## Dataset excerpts
^^^^^^^^
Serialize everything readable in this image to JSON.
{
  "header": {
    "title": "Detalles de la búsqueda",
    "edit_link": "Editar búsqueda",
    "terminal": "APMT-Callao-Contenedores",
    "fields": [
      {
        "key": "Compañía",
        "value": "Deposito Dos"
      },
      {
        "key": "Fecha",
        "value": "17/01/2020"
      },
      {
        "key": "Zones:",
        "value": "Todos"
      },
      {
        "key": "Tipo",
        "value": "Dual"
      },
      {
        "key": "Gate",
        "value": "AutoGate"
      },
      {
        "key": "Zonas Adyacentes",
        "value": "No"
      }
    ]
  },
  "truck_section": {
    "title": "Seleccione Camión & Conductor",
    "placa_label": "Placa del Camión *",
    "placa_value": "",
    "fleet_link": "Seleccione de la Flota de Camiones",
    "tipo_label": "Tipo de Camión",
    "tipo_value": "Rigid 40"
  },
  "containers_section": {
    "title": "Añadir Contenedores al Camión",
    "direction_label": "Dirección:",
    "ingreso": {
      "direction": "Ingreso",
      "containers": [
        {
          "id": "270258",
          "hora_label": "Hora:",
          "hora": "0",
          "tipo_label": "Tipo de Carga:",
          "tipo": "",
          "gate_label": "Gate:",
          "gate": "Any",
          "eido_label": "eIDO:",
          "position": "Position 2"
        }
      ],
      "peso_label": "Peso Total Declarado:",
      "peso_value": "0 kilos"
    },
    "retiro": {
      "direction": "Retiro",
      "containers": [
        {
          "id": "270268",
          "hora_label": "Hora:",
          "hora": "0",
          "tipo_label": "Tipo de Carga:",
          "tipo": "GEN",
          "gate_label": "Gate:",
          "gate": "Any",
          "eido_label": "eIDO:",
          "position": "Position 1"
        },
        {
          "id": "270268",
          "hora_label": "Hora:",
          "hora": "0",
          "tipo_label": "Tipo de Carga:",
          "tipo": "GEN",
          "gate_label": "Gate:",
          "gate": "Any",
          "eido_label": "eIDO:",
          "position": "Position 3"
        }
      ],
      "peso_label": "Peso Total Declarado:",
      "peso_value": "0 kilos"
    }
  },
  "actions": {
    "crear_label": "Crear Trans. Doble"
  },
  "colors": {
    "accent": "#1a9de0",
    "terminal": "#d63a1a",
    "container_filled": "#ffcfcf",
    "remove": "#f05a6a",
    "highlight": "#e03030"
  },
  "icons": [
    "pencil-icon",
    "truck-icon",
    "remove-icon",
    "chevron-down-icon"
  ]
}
^^^^^^^^
## THE TASK
Copy all the records above exactly, missing none.

## RESULT OF THIS TASK
Serialize everything readable in this image to JSON.
{
  "header": {
    "title": "Detalles de la búsqueda",
    "edit_link": "Editar búsqueda",
    "terminal": "APMT-Callao-Contenedores",
    "fields": [
      {
        "key": "Compañía",
        "value": "Deposito Dos"
      },
      {
        "key": "Fecha",
        "value": "17/01/2020"
      },
      {
        "key": "Zones:",
        "value": "Todos"
      },
      {
        "key": "Tipo",
        "value": "Dual"
      },
      {
        "key": "Gate",
        "value": "AutoGate"
      },
      {
        "key": "Zonas Adyacentes",
        "value": "No"
      }
    ]
  },
  "truck_section": {
    "title": "Seleccione Camión & Conductor",
    "placa_label": "Placa del Camión *",
    "placa_value": "",
    "fleet_link": "Seleccione de la Flota de Camiones",
    "tipo_label": "Tipo de Camión",
    "tipo_value": "Rigid 40"
  },
  "containers_section": {
    "title": "Añadir Contenedores al Camión",
    "direction_label": "Dirección:",
    "ingreso": {
      "direction": "Ingreso",
      "containers": [
        {
          "id": "270258",
          "hora_label": "Hora:",
          "hora": "0",
          "tipo_label": "Tipo de Carga:",
          "tipo": "",
          "gate_label": "Gate:",
          "gate": "Any",
          "eido_label": "eIDO:",
          "position": "Position 2"
        }
      ],
      "peso_label": "Peso Total Declarado:",
      "peso_value": "0 kilos"
    },
    "retiro": {
      "direction": "Retiro",
      "containers": [
        {
          "id": "270268",
          "hora_label": "Hora:",
          "hora": "0",
          "tipo_label": "Tipo de Carga:",
          "tipo": "GEN",
          "gate_label": "Gate:",
          "gate": "Any",
          "eido_label": "eIDO:",
          "position": "Position 1"
        },
        {
          "id": "270268",
          "hora_label": "Hora:",
          "hora": "0",
          "tipo_label": "Tipo de Carga:",
          "tipo": "GEN",
          "gate_label": "Gate:",
          "gate": "Any",
          "eido_label": "eIDO:",
          "position": "Position 3"
        }
      ],
      "peso_label": "Peso Total Declarado:",
      "peso_value": "0 kilos"
    }
  },
  "actions": {
    "crear_label": "Crear Trans. Doble"
  },
  "colors": {
    "accent": "#1a9de0",
    "terminal": "#d63a1a",
    "container_filled": "#ffcfcf",
    "remove": "#f05a6a",
    "highlight": "#e03030"
  },
  "icons": [
    "pencil-icon",
    "truck-icon",
    "remove-icon",
    "chevron-down-icon"
  ]
}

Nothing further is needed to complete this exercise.